--- Start TASK MATERIAL ---
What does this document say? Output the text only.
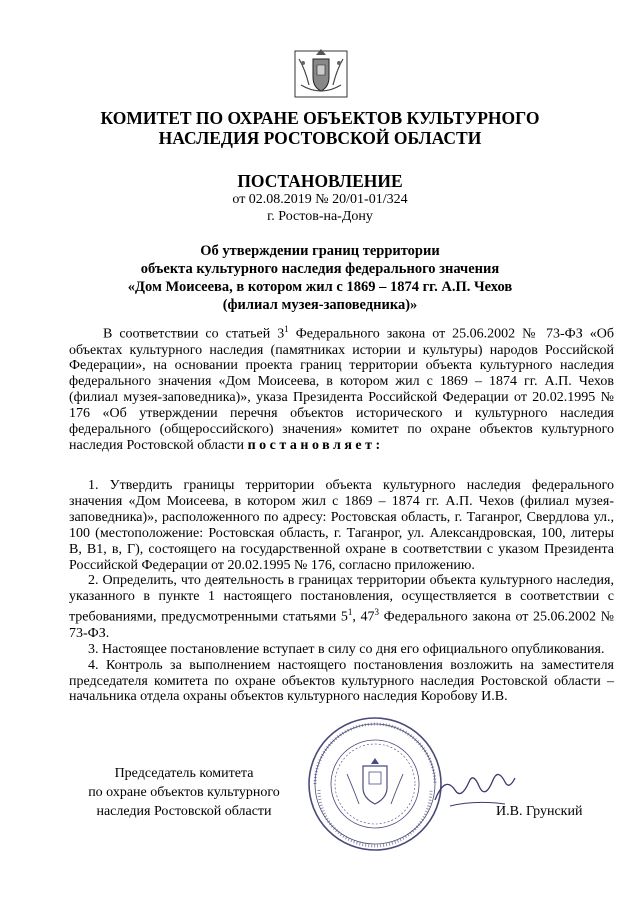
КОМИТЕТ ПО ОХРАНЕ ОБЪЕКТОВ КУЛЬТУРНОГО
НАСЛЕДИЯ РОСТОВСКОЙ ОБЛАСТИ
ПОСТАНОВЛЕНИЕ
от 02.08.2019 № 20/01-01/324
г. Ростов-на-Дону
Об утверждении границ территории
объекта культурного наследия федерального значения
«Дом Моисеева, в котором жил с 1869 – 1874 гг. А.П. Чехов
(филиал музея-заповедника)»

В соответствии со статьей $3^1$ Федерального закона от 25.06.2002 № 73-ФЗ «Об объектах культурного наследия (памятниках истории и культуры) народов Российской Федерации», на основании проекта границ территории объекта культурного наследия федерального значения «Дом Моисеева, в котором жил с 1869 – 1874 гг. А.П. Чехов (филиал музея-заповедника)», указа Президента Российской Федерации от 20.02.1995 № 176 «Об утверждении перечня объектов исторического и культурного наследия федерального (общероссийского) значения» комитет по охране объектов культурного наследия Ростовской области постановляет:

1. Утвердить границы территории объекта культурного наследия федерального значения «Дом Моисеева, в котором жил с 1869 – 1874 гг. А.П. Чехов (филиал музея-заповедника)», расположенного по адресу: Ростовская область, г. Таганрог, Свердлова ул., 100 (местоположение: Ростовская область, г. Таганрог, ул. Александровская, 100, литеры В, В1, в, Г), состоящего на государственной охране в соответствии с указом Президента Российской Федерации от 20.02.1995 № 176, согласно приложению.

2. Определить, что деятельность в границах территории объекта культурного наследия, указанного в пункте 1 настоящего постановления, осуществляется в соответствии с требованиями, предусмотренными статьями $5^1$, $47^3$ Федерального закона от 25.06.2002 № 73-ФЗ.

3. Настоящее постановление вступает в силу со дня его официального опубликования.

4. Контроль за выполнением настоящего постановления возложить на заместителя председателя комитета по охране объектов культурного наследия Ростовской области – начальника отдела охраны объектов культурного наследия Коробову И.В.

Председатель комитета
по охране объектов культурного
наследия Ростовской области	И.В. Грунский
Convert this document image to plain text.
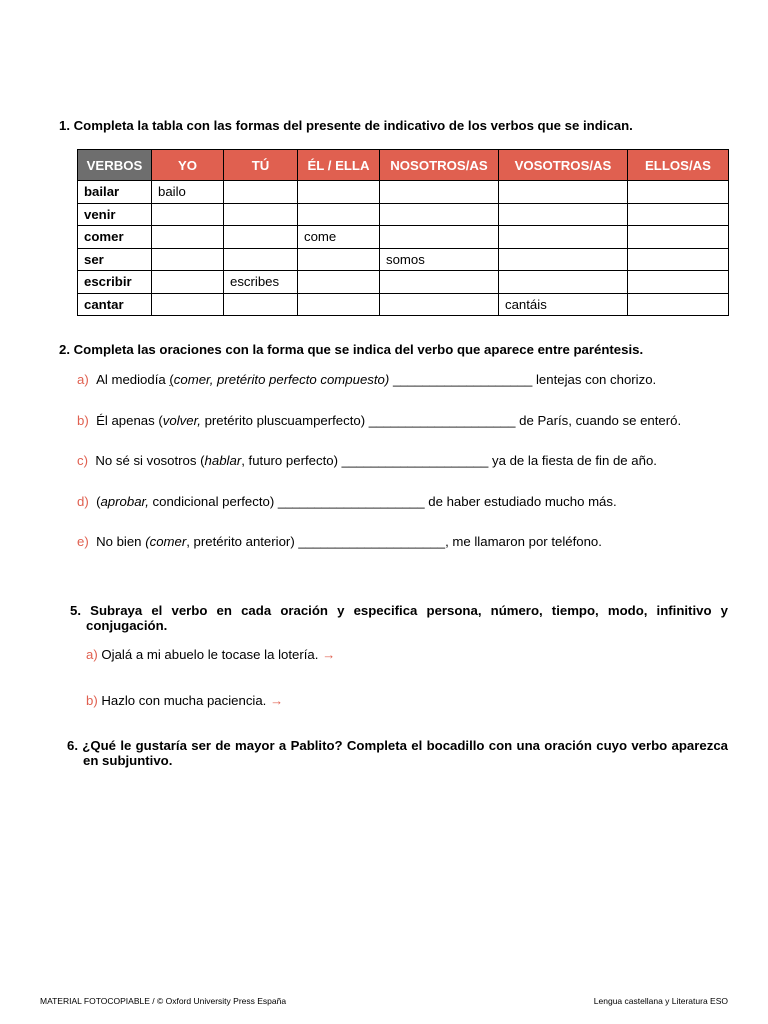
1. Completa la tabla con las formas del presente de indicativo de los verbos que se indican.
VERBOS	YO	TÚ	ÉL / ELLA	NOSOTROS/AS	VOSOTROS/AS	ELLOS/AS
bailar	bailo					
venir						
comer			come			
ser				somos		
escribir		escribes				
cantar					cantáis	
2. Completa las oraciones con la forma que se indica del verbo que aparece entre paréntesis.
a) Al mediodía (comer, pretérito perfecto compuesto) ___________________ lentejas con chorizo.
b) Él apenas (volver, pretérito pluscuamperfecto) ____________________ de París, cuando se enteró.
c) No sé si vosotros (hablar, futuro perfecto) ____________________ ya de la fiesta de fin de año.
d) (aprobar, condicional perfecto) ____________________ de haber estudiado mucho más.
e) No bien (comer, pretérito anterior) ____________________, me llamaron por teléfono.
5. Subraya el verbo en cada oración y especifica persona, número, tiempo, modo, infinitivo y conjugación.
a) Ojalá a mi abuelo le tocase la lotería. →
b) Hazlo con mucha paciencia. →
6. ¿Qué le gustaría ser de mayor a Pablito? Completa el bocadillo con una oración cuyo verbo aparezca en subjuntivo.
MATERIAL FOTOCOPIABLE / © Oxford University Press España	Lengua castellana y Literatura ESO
--- End TASK MATERIAL ---
TASK STATEMENT
Without including any pictures, please restate all the records exactly.

EXERCISE ANSWER
What does this document say? Output the text only.
КОМИТЕТ ПО ОХРАНЕ ОБЪЕКТОВ КУЛЬТУРНОГО
НАСЛЕДИЯ РОСТОВСКОЙ ОБЛАСТИ
ПОСТАНОВЛЕНИЕ
от 02.08.2019 № 20/01-01/324
г. Ростов-на-Дону
Об утверждении границ территории
объекта культурного наследия федерального значения
«Дом Моисеева, в котором жил с 1869 – 1874 гг. А.П. Чехов
(филиал музея-заповедника)»

В соответствии со статьей $3^1$ Федерального закона от 25.06.2002 № 73-ФЗ «Об объектах культурного наследия (памятниках истории и культуры) народов Российской Федерации», на основании проекта границ территории объекта культурного наследия федерального значения «Дом Моисеева, в котором жил с 1869 – 1874 гг. А.П. Чехов (филиал музея-заповедника)», указа Президента Российской Федерации от 20.02.1995 № 176 «Об утверждении перечня объектов исторического и культурного наследия федерального (общероссийского) значения» комитет по охране объектов культурного наследия Ростовской области постановляет:

1. Утвердить границы территории объекта культурного наследия федерального значения «Дом Моисеева, в котором жил с 1869 – 1874 гг. А.П. Чехов (филиал музея-заповедника)», расположенного по адресу: Ростовская область, г. Таганрог, Свердлова ул., 100 (местоположение: Ростовская область, г. Таганрог, ул. Александровская, 100, литеры В, В1, в, Г), состоящего на государственной охране в соответствии с указом Президента Российской Федерации от 20.02.1995 № 176, согласно приложению.

2. Определить, что деятельность в границах территории объекта культурного наследия, указанного в пункте 1 настоящего постановления, осуществляется в соответствии с требованиями, предусмотренными статьями $5^1$, $47^3$ Федерального закона от 25.06.2002 № 73-ФЗ.

3. Настоящее постановление вступает в силу со дня его официального опубликования.

4. Контроль за выполнением настоящего постановления возложить на заместителя председателя комитета по охране объектов культурного наследия Ростовской области – начальника отдела охраны объектов культурного наследия Коробову И.В.

Председатель комитета
по охране объектов культурного
наследия Ростовской области	И.В. Грунский
Convert this document image to plain text.
1. Completa la tabla con las formas del presente de indicativo de los verbos que se indican.
VERBOS	YO	TÚ	ÉL / ELLA	NOSOTROS/AS	VOSOTROS/AS	ELLOS/AS
bailar	bailo					
venir						
comer			come			
ser				somos		
escribir		escribes				
cantar					cantáis	
2. Completa las oraciones con la forma que se indica del verbo que aparece entre paréntesis.
a) Al mediodía (comer, pretérito perfecto compuesto) ___________________ lentejas con chorizo.
b) Él apenas (volver, pretérito pluscuamperfecto) ____________________ de París, cuando se enteró.
c) No sé si vosotros (hablar, futuro perfecto) ____________________ ya de la fiesta de fin de año.
d) (aprobar, condicional perfecto) ____________________ de haber estudiado mucho más.
e) No bien (comer, pretérito anterior) ____________________, me llamaron por teléfono.
5. Subraya el verbo en cada oración y especifica persona, número, tiempo, modo, infinitivo y conjugación.
a) Ojalá a mi abuelo le tocase la lotería. →
b) Hazlo con mucha paciencia. →
6. ¿Qué le gustaría ser de mayor a Pablito? Completa el bocadillo con una oración cuyo verbo aparezca en subjuntivo.
MATERIAL FOTOCOPIABLE / © Oxford University Press España	Lengua castellana y Literatura ESO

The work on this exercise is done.